*What you are asked to do*: Within the data below, state how many lines contain the string "областного". Provide the number only.

▼

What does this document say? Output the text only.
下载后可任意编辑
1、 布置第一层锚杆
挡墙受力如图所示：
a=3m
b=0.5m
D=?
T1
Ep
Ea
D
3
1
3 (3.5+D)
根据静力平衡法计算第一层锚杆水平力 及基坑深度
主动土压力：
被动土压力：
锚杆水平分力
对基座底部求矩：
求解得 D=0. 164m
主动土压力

▲
▼

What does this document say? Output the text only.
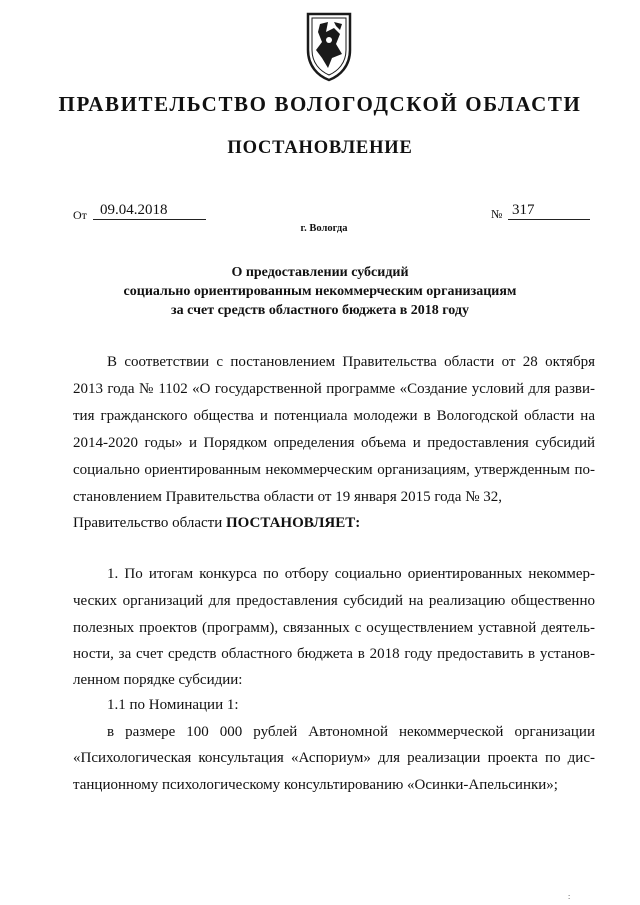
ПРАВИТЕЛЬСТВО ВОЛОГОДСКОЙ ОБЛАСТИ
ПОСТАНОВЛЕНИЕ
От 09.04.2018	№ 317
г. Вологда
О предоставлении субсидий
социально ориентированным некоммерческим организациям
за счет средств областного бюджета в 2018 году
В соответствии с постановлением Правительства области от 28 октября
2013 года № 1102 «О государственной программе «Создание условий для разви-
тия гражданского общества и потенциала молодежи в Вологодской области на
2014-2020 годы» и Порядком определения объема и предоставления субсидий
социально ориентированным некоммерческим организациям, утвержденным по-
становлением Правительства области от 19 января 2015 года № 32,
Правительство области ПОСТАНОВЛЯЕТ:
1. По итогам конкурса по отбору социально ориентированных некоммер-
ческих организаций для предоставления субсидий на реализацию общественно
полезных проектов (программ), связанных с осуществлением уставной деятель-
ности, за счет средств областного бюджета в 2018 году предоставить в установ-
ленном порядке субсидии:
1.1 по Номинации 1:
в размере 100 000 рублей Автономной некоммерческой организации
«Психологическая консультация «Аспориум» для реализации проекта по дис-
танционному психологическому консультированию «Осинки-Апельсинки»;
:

▲

*Right answer*: 2